Pictures stay out of your copy, but everything else in the records below must be repeated exactly.

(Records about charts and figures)
=-=-=-=-=

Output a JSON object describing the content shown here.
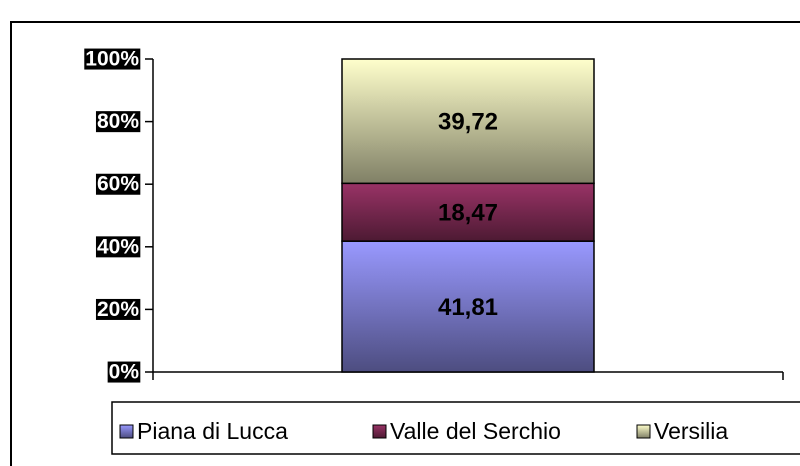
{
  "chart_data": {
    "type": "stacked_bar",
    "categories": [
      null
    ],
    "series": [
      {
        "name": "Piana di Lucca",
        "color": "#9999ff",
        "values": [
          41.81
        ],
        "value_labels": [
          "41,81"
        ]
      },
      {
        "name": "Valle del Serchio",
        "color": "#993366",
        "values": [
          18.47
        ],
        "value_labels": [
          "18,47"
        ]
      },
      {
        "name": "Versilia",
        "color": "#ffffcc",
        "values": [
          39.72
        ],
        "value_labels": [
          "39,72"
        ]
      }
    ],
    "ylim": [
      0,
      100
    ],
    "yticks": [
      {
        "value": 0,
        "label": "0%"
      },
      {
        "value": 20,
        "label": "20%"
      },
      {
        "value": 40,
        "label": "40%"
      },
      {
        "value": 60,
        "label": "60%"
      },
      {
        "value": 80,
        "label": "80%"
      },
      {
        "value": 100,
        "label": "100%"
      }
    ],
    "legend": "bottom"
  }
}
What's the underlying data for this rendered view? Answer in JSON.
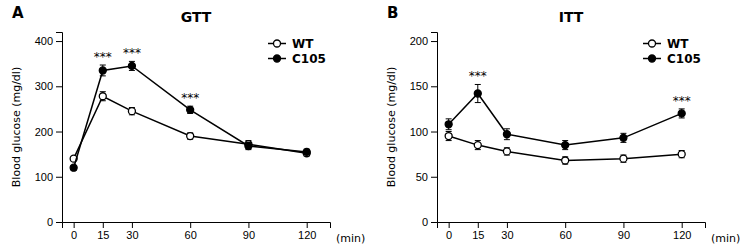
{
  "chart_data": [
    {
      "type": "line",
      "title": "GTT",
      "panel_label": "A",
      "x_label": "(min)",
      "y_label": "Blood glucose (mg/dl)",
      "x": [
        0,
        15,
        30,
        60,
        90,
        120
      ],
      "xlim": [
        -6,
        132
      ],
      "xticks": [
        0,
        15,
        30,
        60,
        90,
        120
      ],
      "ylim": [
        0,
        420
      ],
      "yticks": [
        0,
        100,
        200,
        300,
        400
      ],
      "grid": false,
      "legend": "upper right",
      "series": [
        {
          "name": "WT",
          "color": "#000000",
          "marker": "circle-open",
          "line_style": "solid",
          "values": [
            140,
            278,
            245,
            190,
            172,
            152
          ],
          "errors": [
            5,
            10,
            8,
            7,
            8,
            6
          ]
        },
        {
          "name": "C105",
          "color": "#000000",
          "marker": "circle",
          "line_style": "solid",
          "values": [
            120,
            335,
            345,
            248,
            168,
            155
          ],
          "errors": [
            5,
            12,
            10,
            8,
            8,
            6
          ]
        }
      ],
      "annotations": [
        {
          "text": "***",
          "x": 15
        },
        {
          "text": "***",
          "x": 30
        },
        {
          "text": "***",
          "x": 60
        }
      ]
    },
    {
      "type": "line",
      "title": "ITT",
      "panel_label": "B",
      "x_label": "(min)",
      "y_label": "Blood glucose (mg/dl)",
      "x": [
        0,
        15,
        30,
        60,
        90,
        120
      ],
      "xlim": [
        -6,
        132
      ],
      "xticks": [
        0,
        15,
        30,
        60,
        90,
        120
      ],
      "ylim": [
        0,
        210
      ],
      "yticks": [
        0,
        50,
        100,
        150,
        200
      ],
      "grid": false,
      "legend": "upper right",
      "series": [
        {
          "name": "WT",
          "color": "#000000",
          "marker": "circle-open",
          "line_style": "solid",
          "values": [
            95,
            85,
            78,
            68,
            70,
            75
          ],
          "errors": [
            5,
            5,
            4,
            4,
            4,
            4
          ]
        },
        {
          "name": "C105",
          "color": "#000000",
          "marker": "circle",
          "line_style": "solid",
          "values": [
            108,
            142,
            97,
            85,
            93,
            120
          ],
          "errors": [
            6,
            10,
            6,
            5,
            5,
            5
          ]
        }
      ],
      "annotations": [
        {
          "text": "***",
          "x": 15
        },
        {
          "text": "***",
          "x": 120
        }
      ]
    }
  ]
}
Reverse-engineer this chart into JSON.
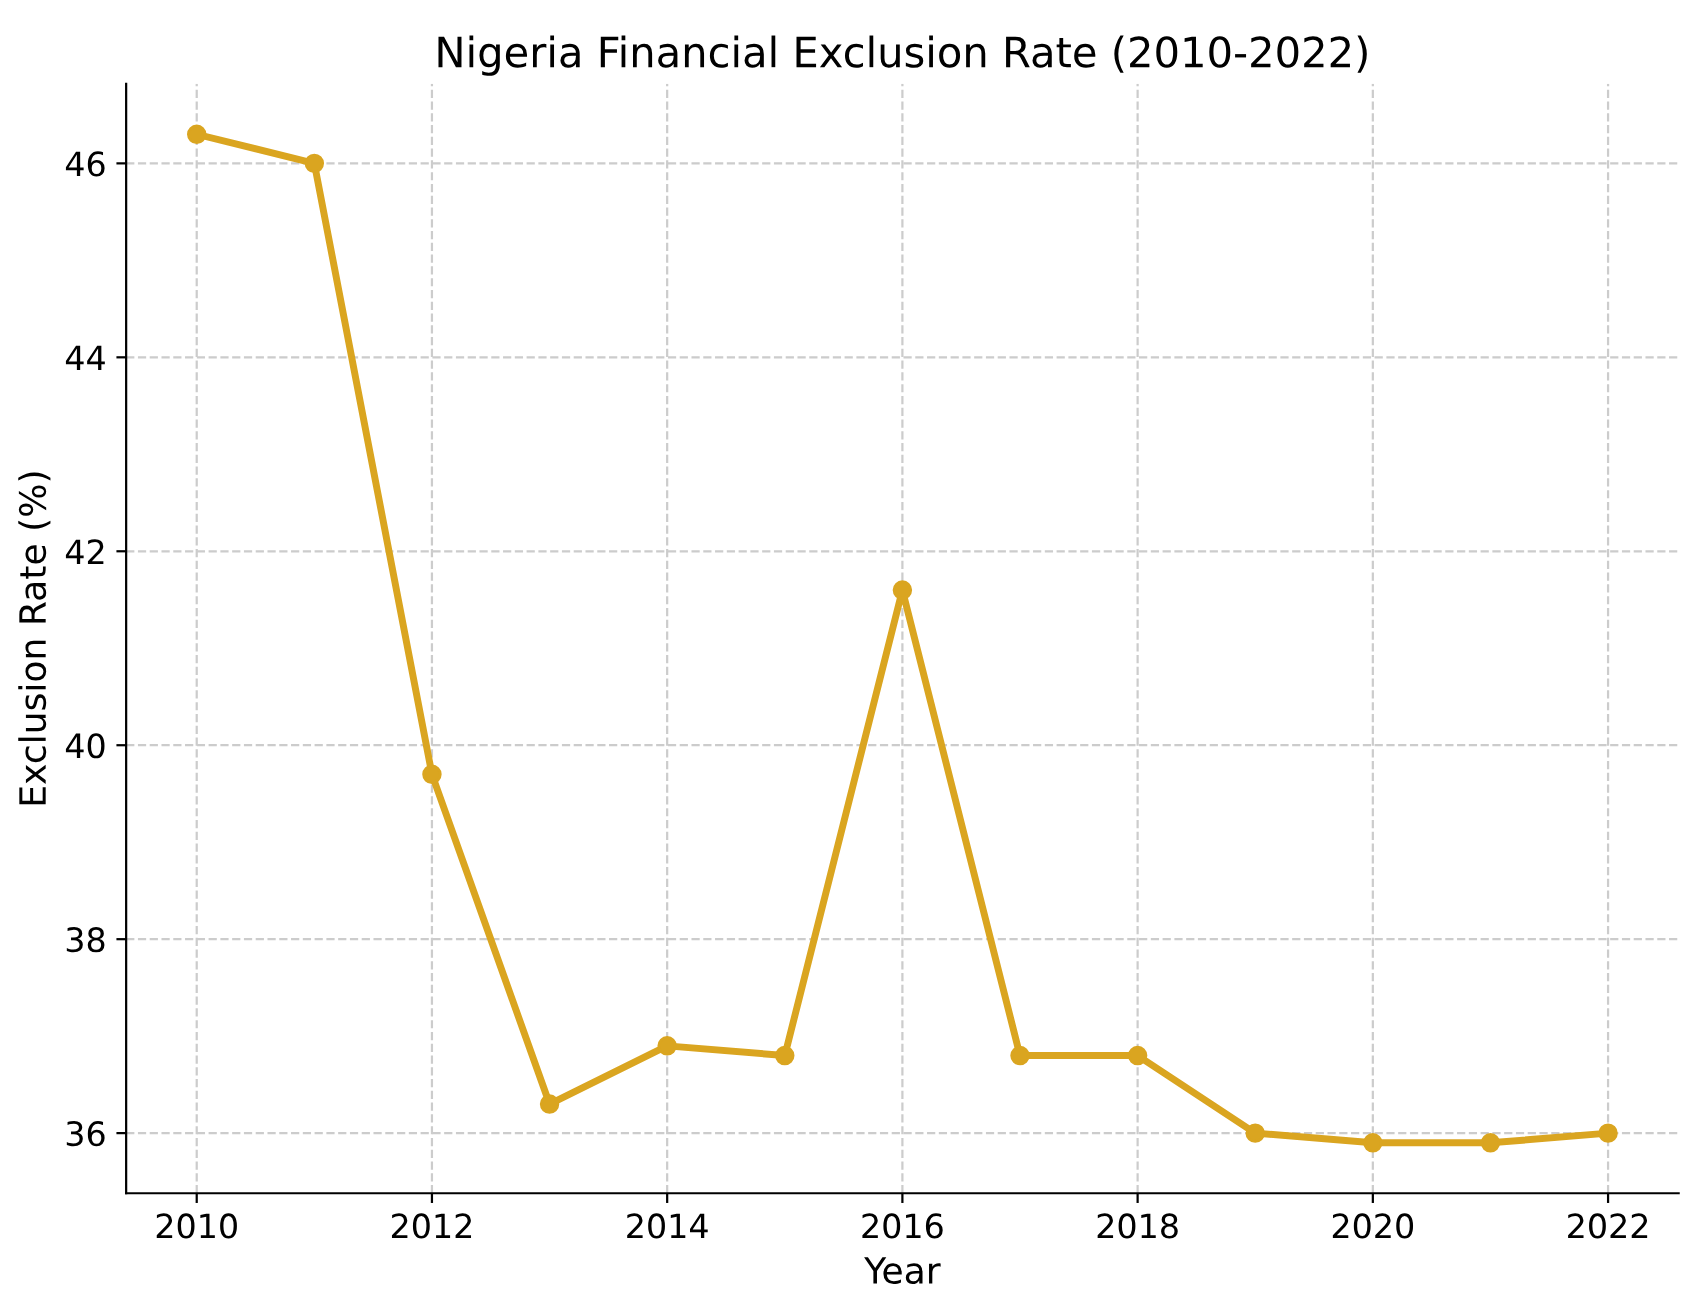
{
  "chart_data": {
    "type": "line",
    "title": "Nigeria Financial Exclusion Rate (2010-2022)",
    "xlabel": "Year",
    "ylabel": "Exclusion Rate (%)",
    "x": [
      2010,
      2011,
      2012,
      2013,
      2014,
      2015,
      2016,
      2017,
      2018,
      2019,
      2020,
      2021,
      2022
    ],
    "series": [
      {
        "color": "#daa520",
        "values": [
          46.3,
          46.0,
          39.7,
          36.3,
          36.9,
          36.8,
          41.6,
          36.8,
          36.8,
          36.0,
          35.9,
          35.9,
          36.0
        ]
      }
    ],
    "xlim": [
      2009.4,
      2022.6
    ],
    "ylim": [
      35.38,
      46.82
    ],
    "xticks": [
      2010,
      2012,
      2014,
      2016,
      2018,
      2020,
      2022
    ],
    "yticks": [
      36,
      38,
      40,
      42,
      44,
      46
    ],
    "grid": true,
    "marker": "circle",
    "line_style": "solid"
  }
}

=-=-=-=-=

| Written answer |
Output a JSON object describing the content shown here.
{
  "chart_data": {
    "type": "stacked_bar",
    "categories": [
      null
    ],
    "series": [
      {
        "name": "Piana di Lucca",
        "color": "#9999ff",
        "values": [
          41.81
        ],
        "value_labels": [
          "41,81"
        ]
      },
      {
        "name": "Valle del Serchio",
        "color": "#993366",
        "values": [
          18.47
        ],
        "value_labels": [
          "18,47"
        ]
      },
      {
        "name": "Versilia",
        "color": "#ffffcc",
        "values": [
          39.72
        ],
        "value_labels": [
          "39,72"
        ]
      }
    ],
    "ylim": [
      0,
      100
    ],
    "yticks": [
      {
        "value": 0,
        "label": "0%"
      },
      {
        "value": 20,
        "label": "20%"
      },
      {
        "value": 40,
        "label": "40%"
      },
      {
        "value": 60,
        "label": "60%"
      },
      {
        "value": 80,
        "label": "80%"
      },
      {
        "value": 100,
        "label": "100%"
      }
    ],
    "legend": "bottom"
  }
}
What's the underlying data for this rendered view? Answer in JSON.
{
  "chart_data": [
    {
      "type": "line",
      "title": "GTT",
      "panel_label": "A",
      "x_label": "(min)",
      "y_label": "Blood glucose (mg/dl)",
      "x": [
        0,
        15,
        30,
        60,
        90,
        120
      ],
      "xlim": [
        -6,
        132
      ],
      "xticks": [
        0,
        15,
        30,
        60,
        90,
        120
      ],
      "ylim": [
        0,
        420
      ],
      "yticks": [
        0,
        100,
        200,
        300,
        400
      ],
      "grid": false,
      "legend": "upper right",
      "series": [
        {
          "name": "WT",
          "color": "#000000",
          "marker": "circle-open",
          "line_style": "solid",
          "values": [
            140,
            278,
            245,
            190,
            172,
            152
          ],
          "errors": [
            5,
            10,
            8,
            7,
            8,
            6
          ]
        },
        {
          "name": "C105",
          "color": "#000000",
          "marker": "circle",
          "line_style": "solid",
          "values": [
            120,
            335,
            345,
            248,
            168,
            155
          ],
          "errors": [
            5,
            12,
            10,
            8,
            8,
            6
          ]
        }
      ],
      "annotations": [
        {
          "text": "***",
          "x": 15
        },
        {
          "text": "***",
          "x": 30
        },
        {
          "text": "***",
          "x": 60
        }
      ]
    },
    {
      "type": "line",
      "title": "ITT",
      "panel_label": "B",
      "x_label": "(min)",
      "y_label": "Blood glucose (mg/dl)",
      "x": [
        0,
        15,
        30,
        60,
        90,
        120
      ],
      "xlim": [
        -6,
        132
      ],
      "xticks": [
        0,
        15,
        30,
        60,
        90,
        120
      ],
      "ylim": [
        0,
        210
      ],
      "yticks": [
        0,
        50,
        100,
        150,
        200
      ],
      "grid": false,
      "legend": "upper right",
      "series": [
        {
          "name": "WT",
          "color": "#000000",
          "marker": "circle-open",
          "line_style": "solid",
          "values": [
            95,
            85,
            78,
            68,
            70,
            75
          ],
          "errors": [
            5,
            5,
            4,
            4,
            4,
            4
          ]
        },
        {
          "name": "C105",
          "color": "#000000",
          "marker": "circle",
          "line_style": "solid",
          "values": [
            108,
            142,
            97,
            85,
            93,
            120
          ],
          "errors": [
            6,
            10,
            6,
            5,
            5,
            5
          ]
        }
      ],
      "annotations": [
        {
          "text": "***",
          "x": 15
        },
        {
          "text": "***",
          "x": 120
        }
      ]
    }
  ]
}
Reverse-engineer this chart into JSON.
{
  "chart_data": {
    "type": "line",
    "title": "Nigeria Financial Exclusion Rate (2010-2022)",
    "xlabel": "Year",
    "ylabel": "Exclusion Rate (%)",
    "x": [
      2010,
      2011,
      2012,
      2013,
      2014,
      2015,
      2016,
      2017,
      2018,
      2019,
      2020,
      2021,
      2022
    ],
    "series": [
      {
        "color": "#daa520",
        "values": [
          46.3,
          46.0,
          39.7,
          36.3,
          36.9,
          36.8,
          41.6,
          36.8,
          36.8,
          36.0,
          35.9,
          35.9,
          36.0
        ]
      }
    ],
    "xlim": [
      2009.4,
      2022.6
    ],
    "ylim": [
      35.38,
      46.82
    ],
    "xticks": [
      2010,
      2012,
      2014,
      2016,
      2018,
      2020,
      2022
    ],
    "yticks": [
      36,
      38,
      40,
      42,
      44,
      46
    ],
    "grid": true,
    "marker": "circle",
    "line_style": "solid"
  }
}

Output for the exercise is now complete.